*The exercise*: How many of the lines here include "About"? Answer with a single number.

*Information provided*:
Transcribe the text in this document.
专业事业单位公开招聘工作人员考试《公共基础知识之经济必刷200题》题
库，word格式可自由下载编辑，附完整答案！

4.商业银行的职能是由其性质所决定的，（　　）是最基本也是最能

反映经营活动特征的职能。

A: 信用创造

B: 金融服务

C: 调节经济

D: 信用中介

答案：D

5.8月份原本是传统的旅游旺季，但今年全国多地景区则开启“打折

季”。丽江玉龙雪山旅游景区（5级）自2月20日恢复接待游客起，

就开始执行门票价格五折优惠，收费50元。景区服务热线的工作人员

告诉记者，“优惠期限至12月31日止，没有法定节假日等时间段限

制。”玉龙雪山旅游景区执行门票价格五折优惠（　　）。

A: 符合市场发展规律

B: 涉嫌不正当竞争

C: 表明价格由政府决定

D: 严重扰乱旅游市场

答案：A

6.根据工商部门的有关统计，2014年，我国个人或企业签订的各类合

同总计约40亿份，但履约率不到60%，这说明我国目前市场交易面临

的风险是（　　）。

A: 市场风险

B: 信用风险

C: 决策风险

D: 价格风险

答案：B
==
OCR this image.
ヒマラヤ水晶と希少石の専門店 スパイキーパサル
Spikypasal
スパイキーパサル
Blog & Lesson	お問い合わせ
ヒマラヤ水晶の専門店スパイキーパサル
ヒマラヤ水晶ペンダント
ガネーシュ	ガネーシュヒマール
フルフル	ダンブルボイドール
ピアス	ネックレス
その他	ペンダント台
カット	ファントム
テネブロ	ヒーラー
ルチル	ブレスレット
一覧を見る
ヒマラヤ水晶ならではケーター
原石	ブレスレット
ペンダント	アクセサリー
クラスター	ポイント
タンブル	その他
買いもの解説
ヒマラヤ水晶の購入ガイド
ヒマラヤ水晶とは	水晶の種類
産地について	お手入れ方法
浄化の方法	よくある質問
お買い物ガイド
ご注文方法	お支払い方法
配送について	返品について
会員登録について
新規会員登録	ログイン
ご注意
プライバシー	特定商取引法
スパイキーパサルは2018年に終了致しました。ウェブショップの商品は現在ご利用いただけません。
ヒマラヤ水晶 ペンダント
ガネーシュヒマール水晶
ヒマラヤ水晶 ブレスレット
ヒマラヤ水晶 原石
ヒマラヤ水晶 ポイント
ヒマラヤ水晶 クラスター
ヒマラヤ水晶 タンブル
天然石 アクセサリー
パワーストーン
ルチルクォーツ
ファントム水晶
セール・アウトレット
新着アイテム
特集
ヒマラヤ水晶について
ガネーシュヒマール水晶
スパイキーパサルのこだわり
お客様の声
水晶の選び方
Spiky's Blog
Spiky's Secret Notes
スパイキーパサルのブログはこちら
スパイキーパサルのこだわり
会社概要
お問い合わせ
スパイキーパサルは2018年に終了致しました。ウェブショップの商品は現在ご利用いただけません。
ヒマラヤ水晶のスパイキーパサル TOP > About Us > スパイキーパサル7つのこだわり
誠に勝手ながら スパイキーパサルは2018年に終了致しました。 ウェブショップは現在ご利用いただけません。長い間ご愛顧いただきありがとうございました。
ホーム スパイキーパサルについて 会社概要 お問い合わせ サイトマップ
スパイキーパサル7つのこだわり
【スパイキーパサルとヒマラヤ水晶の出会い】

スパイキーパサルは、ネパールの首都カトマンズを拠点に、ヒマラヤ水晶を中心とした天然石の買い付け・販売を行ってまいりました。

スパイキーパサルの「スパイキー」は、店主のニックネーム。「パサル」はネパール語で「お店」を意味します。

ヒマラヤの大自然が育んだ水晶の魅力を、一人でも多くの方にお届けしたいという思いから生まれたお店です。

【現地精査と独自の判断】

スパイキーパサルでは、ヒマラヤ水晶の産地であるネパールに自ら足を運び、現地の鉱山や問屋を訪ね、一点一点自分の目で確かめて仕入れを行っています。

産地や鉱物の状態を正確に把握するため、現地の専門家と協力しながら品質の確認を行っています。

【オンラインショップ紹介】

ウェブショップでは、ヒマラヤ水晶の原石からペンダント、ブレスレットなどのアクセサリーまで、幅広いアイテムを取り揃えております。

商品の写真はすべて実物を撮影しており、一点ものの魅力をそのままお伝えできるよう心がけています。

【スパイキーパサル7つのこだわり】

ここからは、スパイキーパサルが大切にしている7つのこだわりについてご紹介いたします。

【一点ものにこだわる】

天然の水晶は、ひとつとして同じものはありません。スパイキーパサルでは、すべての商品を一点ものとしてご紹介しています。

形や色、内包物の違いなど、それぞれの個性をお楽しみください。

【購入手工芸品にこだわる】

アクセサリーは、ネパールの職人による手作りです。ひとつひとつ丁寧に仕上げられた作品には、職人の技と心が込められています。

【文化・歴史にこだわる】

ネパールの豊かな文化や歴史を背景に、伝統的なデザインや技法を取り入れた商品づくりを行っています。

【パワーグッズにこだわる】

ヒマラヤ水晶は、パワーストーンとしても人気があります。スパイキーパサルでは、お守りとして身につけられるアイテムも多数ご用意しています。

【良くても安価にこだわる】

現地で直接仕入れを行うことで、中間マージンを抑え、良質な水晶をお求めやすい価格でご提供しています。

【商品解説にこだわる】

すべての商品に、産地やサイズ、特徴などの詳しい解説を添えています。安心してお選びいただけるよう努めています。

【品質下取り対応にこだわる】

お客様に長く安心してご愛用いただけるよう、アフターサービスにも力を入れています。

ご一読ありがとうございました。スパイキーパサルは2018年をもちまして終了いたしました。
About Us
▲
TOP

*Written solution*: 2